══ Given passage

Tuesday, October 25, 2011

November 2011 Middle Vaal Report

Sunrise on the way to the Vaal
The red-chested cuckoo calling was a sign that the summer rains were on the way. This is the call for all fly fisherman to get to the Vaal and enjoy some of the best fishing we've had in. Kobus and I headed the call, took a Friday off to fish the Vaal far from the maddening crowds, only to run into a Bells festival in full swing at Elgro River Lodge. I was glad for a river and not a dam, we would’ve been stumped, next venue was perfect not another fisherman in sight. Since my previous trip on 1 October clarity improved to a meter, perfect for a bit of sight fishing and I think the limit when it comes to close in fishing. I could cast to feeding fish and watch them react to the fly coming into sight.

The fish get excited and one can clearly see the eager head movement of the take, while there is no sign of movement on the indicator. A timely lift of the rod connects to a very surprised fish shooting off to deeper water. This particular section has one of the prettiest runs on the Vaal and when clear reminds me of famous rivers in Montana.

════
══ Supplied data

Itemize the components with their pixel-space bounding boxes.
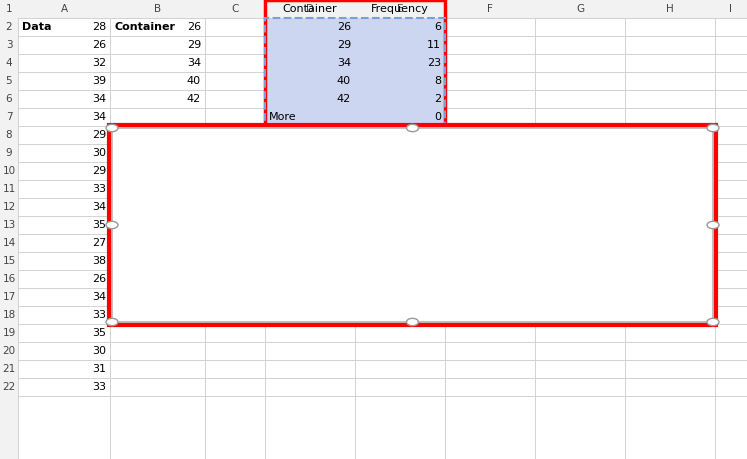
Text: H: H <box>666 4 674 14</box>
Text: C: C <box>232 4 239 14</box>
Bar <box>424 276 459 285</box>
Text: 8: 8 <box>6 130 12 140</box>
Text: 34: 34 <box>187 58 201 68</box>
Text: 14: 14 <box>2 238 16 248</box>
Text: 5: 5 <box>6 76 12 86</box>
Bar <box>297 188 332 285</box>
Text: 39: 39 <box>92 76 106 86</box>
Text: F: F <box>487 4 493 14</box>
Text: 29: 29 <box>187 40 201 50</box>
Text: 1: 1 <box>6 4 12 14</box>
Text: 42: 42 <box>337 94 351 104</box>
Text: 33: 33 <box>92 310 106 320</box>
Text: Container: Container <box>282 4 338 14</box>
Text: B: B <box>154 4 161 14</box>
Text: 31: 31 <box>92 364 106 374</box>
Text: 26: 26 <box>337 22 351 32</box>
Text: 23: 23 <box>427 58 441 68</box>
Text: 38: 38 <box>92 256 106 266</box>
Text: G: G <box>576 4 584 14</box>
Text: 29: 29 <box>337 40 351 50</box>
Text: 17: 17 <box>2 292 16 302</box>
Text: 3: 3 <box>6 40 12 50</box>
Text: 30: 30 <box>92 346 106 356</box>
Text: 2: 2 <box>434 94 441 104</box>
Bar <box>233 238 268 285</box>
Text: 0: 0 <box>434 112 441 122</box>
Text: 33: 33 <box>92 184 106 194</box>
Text: 27: 27 <box>92 238 106 248</box>
Text: 35: 35 <box>92 220 106 230</box>
Text: 20: 20 <box>2 346 16 356</box>
Title: Histogram: Histogram <box>302 138 391 153</box>
Text: 40: 40 <box>337 76 351 86</box>
Text: 34: 34 <box>337 58 351 68</box>
Text: 15: 15 <box>2 256 16 266</box>
Text: A: A <box>61 4 67 14</box>
Text: I: I <box>730 4 733 14</box>
Text: 4: 4 <box>6 58 12 68</box>
Text: Data: Data <box>22 22 52 32</box>
Text: 34: 34 <box>92 94 106 104</box>
Text: 19: 19 <box>2 328 16 338</box>
Text: D: D <box>306 4 314 14</box>
Text: 26: 26 <box>92 40 106 50</box>
Bar <box>170 259 205 285</box>
Text: 26: 26 <box>187 22 201 32</box>
Text: 9: 9 <box>6 148 12 158</box>
Text: 16: 16 <box>2 274 16 284</box>
Text: 33: 33 <box>92 382 106 392</box>
Text: E: E <box>397 4 403 14</box>
Text: Container: Container <box>114 22 175 32</box>
Text: 28: 28 <box>92 22 106 32</box>
Text: 32: 32 <box>92 58 106 68</box>
Text: 6: 6 <box>434 22 441 32</box>
Text: 18: 18 <box>2 310 16 320</box>
Text: More: More <box>269 112 297 122</box>
X-axis label: Container: Container <box>319 309 374 319</box>
Text: 10: 10 <box>2 166 16 176</box>
Text: 6: 6 <box>6 94 12 104</box>
Text: 34: 34 <box>92 202 106 212</box>
Y-axis label: Frequency: Frequency <box>114 192 124 250</box>
Text: 2: 2 <box>6 22 12 32</box>
Text: 8: 8 <box>434 76 441 86</box>
Text: 26: 26 <box>92 274 106 284</box>
Text: 34: 34 <box>92 292 106 302</box>
Text: 13: 13 <box>2 220 16 230</box>
Text: 35: 35 <box>92 328 106 338</box>
Text: 7: 7 <box>6 112 12 122</box>
Text: 40: 40 <box>187 76 201 86</box>
Text: 12: 12 <box>2 202 16 212</box>
Bar <box>360 251 395 285</box>
Text: Frequency: Frequency <box>371 4 429 14</box>
Text: 21: 21 <box>2 364 16 374</box>
Text: 42: 42 <box>187 94 201 104</box>
Text: 29: 29 <box>92 130 106 140</box>
Text: 30: 30 <box>92 148 106 158</box>
Text: 29: 29 <box>92 166 106 176</box>
Text: 11: 11 <box>2 184 16 194</box>
Text: 34: 34 <box>92 112 106 122</box>
Legend: Frequency: Frequency <box>565 211 650 231</box>
Text: 22: 22 <box>2 382 16 392</box>
Text: 11: 11 <box>427 40 441 50</box>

════

**Work instructions**
1. In the Middle Vaal fishing report, what did the water clarity improve to after the trip on 1 October?
2. Translate this sentence from the Vaal fishing report into Spanish: "A timely lift of the rod connects to a very surprised fish shooting off to deeper water."
3. Resume the Middle Vaal fishing report, picking up after its final sentence.

**Answers per task**
1. It improved to a meter.

2. Un levantamiento oportuno de la caña engancha a un pez muy sorprendido que sale disparado hacia aguas más profundas.

3.
The channel cuts between 2 islands, long strands of water grass gently undulating in the reduced flow, occasionally opening up to reveal the gold of a yellow. I wish the Vaal could always look like this. This is the 3rd week of October and it certainly feels like summer is here. I’m hearing all the summer migrant birds in the garden – paradise flycatcher, cuckoo and purple-backed starling. We are experiencing a heat wave in Gauteng at the moment, not great for fishing and fisherman. From our previous trip we had one younger member with some serious sunburn, my advice always cover up as much as possible, long-sleeved and legged trousers are the best option. I try to avoid adding sun cream while fishing – some foreign oily substances get onto your flies – opting instead to cover up early in the morning. Baseball caps although they look cool is another thing to avoid, rather get a wide brimmed hat with a dark under brim fabric, makes spotting fish a lot easier. A Buff is a handy sun protection garment, although fairly expensive. I was standing in the queue at Woolies and noticed a similar piece of material at R30, unfortunately in feminine colours. I have a feeling of being ripped off when I paid 5 times that. Next time you see a guy with a mauve buff it might be me☺.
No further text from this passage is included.